[start]

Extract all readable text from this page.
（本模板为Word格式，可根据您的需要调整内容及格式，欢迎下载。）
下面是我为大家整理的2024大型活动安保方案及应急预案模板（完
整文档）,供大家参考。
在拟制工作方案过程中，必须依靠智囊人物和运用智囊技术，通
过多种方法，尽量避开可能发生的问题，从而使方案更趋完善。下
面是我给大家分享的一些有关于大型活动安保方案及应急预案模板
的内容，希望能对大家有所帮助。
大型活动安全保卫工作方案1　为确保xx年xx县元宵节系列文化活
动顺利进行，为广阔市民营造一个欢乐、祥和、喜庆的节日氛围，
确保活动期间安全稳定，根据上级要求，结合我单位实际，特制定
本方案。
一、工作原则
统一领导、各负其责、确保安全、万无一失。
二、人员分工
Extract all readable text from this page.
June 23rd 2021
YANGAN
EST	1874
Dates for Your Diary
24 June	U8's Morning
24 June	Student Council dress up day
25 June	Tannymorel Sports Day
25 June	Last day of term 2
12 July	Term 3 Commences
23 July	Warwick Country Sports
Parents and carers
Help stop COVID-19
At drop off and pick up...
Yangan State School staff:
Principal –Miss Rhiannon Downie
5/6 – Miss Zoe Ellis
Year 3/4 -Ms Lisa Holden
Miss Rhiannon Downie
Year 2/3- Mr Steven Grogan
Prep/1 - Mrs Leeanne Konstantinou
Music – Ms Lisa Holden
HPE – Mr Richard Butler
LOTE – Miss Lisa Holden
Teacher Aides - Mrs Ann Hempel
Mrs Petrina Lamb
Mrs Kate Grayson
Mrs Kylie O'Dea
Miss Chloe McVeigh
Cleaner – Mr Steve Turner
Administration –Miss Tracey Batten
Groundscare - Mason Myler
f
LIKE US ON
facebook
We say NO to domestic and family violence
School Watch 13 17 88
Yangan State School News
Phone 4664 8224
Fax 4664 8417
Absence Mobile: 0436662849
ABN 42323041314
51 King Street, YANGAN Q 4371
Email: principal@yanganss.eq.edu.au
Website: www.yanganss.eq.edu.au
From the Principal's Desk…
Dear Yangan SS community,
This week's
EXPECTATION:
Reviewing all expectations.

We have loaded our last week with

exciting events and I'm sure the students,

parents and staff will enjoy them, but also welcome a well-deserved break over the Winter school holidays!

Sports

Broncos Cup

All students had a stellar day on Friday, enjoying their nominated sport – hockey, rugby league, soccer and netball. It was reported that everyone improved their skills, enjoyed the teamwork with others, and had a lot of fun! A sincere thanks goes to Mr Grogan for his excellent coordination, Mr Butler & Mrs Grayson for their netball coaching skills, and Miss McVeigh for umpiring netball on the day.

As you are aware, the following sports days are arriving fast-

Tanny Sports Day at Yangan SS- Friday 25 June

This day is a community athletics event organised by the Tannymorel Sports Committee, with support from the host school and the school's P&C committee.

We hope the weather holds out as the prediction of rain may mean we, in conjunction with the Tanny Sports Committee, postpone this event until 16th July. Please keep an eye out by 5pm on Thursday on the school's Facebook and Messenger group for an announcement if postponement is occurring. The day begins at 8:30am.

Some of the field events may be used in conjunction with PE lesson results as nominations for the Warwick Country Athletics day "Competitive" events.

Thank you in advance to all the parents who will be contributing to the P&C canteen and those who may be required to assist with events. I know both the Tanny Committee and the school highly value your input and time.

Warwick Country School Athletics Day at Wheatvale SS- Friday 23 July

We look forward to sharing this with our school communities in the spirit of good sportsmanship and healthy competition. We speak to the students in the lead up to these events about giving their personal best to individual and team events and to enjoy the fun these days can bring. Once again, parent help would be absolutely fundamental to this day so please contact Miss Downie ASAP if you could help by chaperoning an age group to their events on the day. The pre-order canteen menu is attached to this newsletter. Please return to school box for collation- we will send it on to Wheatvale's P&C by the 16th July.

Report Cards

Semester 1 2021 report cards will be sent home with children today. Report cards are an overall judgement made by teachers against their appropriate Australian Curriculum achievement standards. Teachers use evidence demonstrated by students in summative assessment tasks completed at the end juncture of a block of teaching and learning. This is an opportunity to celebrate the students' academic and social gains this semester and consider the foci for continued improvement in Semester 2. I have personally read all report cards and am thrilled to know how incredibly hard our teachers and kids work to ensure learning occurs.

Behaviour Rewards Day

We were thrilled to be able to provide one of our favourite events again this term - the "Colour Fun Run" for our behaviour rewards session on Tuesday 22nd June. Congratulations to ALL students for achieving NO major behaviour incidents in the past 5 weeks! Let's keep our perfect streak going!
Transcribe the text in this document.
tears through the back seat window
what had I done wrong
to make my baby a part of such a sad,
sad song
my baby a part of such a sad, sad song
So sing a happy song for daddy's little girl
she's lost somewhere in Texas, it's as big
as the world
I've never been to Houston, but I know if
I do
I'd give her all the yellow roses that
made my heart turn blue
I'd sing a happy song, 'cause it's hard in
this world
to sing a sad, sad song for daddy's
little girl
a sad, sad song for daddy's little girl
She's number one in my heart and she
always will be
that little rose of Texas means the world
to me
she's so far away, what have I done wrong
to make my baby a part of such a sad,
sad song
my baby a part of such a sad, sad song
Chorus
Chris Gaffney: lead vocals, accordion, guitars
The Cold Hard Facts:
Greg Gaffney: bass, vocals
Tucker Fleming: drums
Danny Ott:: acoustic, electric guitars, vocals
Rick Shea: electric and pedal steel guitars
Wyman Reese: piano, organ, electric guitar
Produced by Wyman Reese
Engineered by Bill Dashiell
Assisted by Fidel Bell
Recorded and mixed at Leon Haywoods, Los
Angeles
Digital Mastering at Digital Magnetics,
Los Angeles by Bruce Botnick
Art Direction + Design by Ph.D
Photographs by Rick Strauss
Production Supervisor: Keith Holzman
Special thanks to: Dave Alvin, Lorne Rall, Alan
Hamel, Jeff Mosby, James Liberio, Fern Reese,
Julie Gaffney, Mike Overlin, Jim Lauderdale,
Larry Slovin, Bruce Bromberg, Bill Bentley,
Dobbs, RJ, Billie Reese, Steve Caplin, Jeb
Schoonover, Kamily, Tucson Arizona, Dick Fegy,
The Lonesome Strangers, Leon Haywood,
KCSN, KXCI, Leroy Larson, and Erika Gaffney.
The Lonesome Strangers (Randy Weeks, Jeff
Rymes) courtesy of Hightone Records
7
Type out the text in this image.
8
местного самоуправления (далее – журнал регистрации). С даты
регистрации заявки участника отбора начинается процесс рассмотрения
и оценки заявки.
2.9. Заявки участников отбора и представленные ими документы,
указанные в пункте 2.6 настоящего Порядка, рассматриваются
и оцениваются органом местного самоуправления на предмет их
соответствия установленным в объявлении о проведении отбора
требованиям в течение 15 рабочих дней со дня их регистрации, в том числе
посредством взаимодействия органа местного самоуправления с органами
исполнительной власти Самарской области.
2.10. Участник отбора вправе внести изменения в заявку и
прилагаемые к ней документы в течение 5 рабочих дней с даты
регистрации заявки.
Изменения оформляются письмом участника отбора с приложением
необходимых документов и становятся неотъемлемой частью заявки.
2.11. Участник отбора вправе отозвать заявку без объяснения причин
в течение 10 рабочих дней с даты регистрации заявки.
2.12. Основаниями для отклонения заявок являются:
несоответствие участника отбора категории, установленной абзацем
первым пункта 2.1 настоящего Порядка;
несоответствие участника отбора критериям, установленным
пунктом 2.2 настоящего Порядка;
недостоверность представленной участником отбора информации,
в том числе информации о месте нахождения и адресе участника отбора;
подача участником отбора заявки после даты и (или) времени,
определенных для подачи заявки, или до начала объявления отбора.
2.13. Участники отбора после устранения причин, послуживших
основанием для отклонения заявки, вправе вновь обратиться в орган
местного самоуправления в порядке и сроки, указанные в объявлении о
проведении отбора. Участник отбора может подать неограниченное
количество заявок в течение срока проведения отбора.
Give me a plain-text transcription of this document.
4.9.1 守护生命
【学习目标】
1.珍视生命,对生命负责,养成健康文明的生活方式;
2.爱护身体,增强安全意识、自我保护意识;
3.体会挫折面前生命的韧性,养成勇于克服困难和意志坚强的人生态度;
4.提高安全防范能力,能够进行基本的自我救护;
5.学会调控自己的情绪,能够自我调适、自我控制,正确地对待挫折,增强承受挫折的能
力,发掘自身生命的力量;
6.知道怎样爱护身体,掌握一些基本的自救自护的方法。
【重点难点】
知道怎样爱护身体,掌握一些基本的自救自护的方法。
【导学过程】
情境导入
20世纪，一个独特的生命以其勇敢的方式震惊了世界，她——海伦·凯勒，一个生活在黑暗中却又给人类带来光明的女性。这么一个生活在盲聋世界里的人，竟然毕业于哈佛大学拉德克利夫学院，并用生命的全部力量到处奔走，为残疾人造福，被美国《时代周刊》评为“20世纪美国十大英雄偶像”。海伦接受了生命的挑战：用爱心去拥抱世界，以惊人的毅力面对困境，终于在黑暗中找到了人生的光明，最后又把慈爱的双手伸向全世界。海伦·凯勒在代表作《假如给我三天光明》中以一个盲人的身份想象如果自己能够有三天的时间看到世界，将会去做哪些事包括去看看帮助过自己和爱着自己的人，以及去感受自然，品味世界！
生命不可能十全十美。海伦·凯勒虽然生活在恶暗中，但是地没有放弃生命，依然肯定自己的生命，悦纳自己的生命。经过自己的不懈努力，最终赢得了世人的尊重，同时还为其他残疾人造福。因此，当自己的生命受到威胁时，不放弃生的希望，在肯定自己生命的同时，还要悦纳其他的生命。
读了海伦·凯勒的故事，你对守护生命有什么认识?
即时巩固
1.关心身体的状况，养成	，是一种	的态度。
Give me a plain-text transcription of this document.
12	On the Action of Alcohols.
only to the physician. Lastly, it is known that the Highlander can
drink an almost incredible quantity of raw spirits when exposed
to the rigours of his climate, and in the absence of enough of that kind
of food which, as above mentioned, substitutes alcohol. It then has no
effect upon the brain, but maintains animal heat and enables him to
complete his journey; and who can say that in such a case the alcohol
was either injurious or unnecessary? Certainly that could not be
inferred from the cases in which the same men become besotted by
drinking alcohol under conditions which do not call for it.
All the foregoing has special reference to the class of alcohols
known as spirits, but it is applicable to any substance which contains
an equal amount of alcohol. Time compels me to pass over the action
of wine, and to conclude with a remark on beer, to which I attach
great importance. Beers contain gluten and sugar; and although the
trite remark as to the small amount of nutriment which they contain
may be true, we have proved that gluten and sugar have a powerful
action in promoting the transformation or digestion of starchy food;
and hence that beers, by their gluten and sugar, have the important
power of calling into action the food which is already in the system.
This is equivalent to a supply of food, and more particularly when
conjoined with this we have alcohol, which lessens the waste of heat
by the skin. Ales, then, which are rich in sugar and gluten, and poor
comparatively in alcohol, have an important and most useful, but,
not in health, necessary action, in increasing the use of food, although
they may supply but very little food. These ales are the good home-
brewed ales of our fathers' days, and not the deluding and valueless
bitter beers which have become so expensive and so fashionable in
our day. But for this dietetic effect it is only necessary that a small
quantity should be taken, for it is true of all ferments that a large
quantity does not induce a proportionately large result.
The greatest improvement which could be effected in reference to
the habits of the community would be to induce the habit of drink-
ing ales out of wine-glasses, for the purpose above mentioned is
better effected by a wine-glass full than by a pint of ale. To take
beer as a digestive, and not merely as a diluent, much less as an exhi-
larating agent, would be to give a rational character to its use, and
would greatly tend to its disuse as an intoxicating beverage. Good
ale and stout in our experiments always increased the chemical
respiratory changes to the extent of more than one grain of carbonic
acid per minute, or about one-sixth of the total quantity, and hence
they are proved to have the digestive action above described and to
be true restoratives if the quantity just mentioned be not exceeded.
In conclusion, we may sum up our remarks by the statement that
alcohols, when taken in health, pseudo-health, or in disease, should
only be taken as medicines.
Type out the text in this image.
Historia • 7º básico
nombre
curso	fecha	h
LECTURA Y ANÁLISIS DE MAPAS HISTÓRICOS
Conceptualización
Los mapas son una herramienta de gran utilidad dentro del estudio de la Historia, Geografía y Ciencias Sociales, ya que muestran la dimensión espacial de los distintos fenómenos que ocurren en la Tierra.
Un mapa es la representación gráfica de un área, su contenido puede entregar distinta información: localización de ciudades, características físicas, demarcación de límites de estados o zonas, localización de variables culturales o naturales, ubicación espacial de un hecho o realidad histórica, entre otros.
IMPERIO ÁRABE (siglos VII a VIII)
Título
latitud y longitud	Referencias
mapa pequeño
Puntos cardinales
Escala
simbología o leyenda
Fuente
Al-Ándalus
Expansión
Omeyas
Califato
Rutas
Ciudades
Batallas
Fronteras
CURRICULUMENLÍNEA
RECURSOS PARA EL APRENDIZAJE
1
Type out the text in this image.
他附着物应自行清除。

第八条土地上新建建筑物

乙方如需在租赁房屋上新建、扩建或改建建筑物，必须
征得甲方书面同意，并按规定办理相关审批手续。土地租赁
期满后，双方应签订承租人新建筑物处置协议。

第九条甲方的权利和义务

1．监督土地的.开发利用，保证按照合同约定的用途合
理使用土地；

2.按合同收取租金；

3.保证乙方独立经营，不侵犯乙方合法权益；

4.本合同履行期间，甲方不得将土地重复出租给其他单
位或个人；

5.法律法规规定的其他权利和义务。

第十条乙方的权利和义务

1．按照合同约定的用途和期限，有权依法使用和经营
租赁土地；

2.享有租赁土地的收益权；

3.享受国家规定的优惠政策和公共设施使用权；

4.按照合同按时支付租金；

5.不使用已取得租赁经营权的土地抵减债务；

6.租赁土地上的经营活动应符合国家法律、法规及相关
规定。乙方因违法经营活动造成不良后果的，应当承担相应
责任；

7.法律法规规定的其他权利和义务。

[end]

Do this:
Find every line that holds "Grayson" and copy it.

Task response:
Mrs Kate Grayson
All students had a stellar day on Friday, enjoying their nominated sport – hockey, rugby league, soccer and netball. It was reported that everyone improved their skills, enjoyed the teamwork with others, and had a lot of fun! A sincere thanks goes to Mr Grogan for his excellent coordination, Mr Butler & Mrs Grayson for their netball coaching skills, and Miss McVeigh for umpiring netball on the day.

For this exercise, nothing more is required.